**EXERCISE OBJECTIVE**
Where a line of the material contains the string "this", copy that line.

Chart and figure data:
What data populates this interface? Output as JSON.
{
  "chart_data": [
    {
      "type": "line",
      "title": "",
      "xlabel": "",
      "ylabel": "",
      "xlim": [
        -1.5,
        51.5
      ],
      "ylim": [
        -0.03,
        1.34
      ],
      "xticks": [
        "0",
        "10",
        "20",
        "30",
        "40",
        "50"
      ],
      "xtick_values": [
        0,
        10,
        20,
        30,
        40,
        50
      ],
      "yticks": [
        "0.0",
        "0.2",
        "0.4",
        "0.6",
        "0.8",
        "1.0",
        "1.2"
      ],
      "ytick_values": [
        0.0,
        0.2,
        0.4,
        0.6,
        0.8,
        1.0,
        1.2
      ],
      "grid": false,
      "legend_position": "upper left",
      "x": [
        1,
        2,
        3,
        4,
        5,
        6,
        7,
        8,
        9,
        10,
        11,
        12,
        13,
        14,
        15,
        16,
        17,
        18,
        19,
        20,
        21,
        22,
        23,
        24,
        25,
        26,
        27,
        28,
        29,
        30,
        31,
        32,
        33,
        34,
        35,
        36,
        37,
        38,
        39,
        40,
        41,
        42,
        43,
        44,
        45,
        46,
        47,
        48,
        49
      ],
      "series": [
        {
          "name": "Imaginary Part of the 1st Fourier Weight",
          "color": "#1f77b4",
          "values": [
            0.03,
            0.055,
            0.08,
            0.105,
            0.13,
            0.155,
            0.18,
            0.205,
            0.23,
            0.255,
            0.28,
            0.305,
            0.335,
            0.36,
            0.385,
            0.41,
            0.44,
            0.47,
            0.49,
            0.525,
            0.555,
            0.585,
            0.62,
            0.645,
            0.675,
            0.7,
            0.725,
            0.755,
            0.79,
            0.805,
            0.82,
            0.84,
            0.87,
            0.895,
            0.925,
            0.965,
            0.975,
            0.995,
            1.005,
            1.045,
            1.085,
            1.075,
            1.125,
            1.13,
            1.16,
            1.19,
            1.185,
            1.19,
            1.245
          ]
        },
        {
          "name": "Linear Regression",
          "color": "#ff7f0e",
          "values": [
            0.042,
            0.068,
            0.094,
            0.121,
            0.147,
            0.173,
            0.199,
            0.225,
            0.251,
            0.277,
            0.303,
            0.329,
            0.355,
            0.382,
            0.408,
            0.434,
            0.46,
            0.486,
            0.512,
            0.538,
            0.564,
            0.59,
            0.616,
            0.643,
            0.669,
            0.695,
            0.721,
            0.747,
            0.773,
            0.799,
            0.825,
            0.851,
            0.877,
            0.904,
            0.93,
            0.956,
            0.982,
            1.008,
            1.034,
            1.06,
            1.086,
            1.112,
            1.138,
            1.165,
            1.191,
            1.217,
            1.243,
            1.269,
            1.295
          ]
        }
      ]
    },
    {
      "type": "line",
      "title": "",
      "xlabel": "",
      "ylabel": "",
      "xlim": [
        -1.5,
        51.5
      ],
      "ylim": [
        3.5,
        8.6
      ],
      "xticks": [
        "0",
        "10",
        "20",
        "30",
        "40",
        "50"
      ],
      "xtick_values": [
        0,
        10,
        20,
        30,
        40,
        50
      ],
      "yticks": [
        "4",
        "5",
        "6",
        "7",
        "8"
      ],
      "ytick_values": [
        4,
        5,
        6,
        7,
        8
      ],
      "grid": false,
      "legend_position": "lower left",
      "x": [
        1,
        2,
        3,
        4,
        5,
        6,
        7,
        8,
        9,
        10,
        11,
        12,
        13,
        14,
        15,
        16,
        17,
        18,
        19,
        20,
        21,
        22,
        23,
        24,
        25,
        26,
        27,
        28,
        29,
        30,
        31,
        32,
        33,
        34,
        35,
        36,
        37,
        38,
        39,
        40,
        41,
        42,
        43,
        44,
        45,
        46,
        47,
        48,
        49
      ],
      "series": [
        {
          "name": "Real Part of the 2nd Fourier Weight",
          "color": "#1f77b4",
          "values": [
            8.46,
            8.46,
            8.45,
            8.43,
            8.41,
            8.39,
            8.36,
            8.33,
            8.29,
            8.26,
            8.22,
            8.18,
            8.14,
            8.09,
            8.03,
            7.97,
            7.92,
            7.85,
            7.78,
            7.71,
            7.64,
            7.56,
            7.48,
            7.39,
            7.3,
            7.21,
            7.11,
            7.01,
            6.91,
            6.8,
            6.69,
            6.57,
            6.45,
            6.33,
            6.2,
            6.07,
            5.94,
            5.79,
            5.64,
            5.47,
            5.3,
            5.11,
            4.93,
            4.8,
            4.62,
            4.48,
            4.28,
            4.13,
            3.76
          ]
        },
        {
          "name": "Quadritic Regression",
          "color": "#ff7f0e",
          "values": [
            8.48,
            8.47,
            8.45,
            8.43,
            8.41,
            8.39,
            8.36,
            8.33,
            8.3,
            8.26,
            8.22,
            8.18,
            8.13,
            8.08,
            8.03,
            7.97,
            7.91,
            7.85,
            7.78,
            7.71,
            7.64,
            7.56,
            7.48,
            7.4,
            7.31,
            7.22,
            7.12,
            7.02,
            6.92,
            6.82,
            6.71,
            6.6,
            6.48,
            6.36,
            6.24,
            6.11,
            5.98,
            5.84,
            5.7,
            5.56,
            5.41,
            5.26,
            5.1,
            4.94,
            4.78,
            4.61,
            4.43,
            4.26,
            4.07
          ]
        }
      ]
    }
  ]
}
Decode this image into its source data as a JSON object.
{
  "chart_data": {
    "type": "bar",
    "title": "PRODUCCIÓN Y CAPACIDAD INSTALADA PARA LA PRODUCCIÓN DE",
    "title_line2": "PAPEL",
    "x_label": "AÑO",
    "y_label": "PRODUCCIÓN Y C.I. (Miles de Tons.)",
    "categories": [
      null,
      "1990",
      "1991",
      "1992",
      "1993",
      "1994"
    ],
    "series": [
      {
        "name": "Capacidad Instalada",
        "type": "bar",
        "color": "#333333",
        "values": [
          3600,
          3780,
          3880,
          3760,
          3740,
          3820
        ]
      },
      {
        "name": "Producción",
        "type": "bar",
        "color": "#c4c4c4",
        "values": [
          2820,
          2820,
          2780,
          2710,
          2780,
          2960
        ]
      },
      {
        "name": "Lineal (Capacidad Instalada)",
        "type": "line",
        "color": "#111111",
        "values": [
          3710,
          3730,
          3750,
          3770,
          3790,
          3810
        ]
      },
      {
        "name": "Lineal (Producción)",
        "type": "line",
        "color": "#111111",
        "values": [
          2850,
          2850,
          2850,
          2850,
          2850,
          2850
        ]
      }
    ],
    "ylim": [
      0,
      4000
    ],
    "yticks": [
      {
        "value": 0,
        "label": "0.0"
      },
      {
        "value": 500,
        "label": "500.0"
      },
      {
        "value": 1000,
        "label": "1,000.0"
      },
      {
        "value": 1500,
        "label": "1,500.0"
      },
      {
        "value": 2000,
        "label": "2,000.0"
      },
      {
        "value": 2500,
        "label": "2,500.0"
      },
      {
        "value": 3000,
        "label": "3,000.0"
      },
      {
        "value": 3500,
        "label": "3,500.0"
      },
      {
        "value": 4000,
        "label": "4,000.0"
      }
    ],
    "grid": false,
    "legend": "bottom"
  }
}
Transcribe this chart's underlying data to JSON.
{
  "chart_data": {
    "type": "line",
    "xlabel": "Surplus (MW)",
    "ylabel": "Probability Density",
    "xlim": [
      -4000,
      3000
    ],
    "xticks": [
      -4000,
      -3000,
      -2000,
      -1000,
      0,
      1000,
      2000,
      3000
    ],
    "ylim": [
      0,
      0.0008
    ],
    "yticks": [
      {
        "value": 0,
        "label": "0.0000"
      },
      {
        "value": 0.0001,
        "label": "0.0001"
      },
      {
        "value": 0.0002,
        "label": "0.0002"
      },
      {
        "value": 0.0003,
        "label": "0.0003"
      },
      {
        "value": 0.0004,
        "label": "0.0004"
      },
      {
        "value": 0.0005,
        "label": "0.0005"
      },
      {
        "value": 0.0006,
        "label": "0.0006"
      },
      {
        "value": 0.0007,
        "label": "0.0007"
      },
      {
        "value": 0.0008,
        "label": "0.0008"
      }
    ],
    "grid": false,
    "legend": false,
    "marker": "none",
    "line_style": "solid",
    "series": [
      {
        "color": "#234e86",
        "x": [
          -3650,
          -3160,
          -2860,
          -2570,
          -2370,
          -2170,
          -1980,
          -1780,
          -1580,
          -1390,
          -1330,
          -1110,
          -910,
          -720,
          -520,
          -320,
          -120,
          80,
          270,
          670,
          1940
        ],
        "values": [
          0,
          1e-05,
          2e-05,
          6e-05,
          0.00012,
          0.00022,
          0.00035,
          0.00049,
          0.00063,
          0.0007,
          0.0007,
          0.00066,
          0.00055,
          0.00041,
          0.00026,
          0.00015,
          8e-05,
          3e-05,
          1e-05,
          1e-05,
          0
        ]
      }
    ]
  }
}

**SOLUTION BELOW**
What data populates this interface? Output as JSON.
Decode this image into its source data as a JSON object.
Transcribe this chart's underlying data to JSON.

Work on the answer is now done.